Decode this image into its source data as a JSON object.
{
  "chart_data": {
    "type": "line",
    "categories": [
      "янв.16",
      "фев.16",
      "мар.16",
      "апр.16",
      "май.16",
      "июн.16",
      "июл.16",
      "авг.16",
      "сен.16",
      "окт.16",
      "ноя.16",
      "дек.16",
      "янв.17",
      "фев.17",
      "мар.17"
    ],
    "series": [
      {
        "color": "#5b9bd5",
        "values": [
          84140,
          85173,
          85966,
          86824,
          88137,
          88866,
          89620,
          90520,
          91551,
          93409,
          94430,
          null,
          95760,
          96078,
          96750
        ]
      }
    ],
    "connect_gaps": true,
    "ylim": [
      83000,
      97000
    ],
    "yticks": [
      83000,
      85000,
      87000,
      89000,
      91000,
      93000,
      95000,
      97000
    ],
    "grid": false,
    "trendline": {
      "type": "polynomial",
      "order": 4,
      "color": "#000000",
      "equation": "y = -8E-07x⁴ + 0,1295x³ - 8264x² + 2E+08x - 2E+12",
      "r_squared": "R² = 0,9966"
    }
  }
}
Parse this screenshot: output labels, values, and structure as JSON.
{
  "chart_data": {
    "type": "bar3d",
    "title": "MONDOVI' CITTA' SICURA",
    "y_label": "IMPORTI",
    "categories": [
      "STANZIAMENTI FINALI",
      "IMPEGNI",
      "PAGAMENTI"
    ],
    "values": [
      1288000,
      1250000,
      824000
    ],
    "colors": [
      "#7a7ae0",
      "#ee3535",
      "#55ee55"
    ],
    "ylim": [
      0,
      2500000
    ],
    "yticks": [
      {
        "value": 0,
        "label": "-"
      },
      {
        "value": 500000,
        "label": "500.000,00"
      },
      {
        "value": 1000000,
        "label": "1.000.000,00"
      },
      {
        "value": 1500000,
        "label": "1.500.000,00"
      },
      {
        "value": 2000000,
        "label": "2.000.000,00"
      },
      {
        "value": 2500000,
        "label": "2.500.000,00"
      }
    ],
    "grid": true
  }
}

○ ○ ○ ○ ○ ○ ○

Problem |
Using the listing above, reproduce each line without omission.

Task output |
Decode this image into its source data as a JSON object.
{
  "chart_data": {
    "type": "line",
    "categories": [
      "янв.16",
      "фев.16",
      "мар.16",
      "апр.16",
      "май.16",
      "июн.16",
      "июл.16",
      "авг.16",
      "сен.16",
      "окт.16",
      "ноя.16",
      "дек.16",
      "янв.17",
      "фев.17",
      "мар.17"
    ],
    "series": [
      {
        "color": "#5b9bd5",
        "values": [
          84140,
          85173,
          85966,
          86824,
          88137,
          88866,
          89620,
          90520,
          91551,
          93409,
          94430,
          null,
          95760,
          96078,
          96750
        ]
      }
    ],
    "connect_gaps": true,
    "ylim": [
      83000,
      97000
    ],
    "yticks": [
      83000,
      85000,
      87000,
      89000,
      91000,
      93000,
      95000,
      97000
    ],
    "grid": false,
    "trendline": {
      "type": "polynomial",
      "order": 4,
      "color": "#000000",
      "equation": "y = -8E-07x⁴ + 0,1295x³ - 8264x² + 2E+08x - 2E+12",
      "r_squared": "R² = 0,9966"
    }
  }
}
Parse this screenshot: output labels, values, and structure as JSON.
{
  "chart_data": {
    "type": "bar3d",
    "title": "MONDOVI' CITTA' SICURA",
    "y_label": "IMPORTI",
    "categories": [
      "STANZIAMENTI FINALI",
      "IMPEGNI",
      "PAGAMENTI"
    ],
    "values": [
      1288000,
      1250000,
      824000
    ],
    "colors": [
      "#7a7ae0",
      "#ee3535",
      "#55ee55"
    ],
    "ylim": [
      0,
      2500000
    ],
    "yticks": [
      {
        "value": 0,
        "label": "-"
      },
      {
        "value": 500000,
        "label": "500.000,00"
      },
      {
        "value": 1000000,
        "label": "1.000.000,00"
      },
      {
        "value": 1500000,
        "label": "1.500.000,00"
      },
      {
        "value": 2000000,
        "label": "2.000.000,00"
      },
      {
        "value": 2500000,
        "label": "2.500.000,00"
      }
    ],
    "grid": true
  }
}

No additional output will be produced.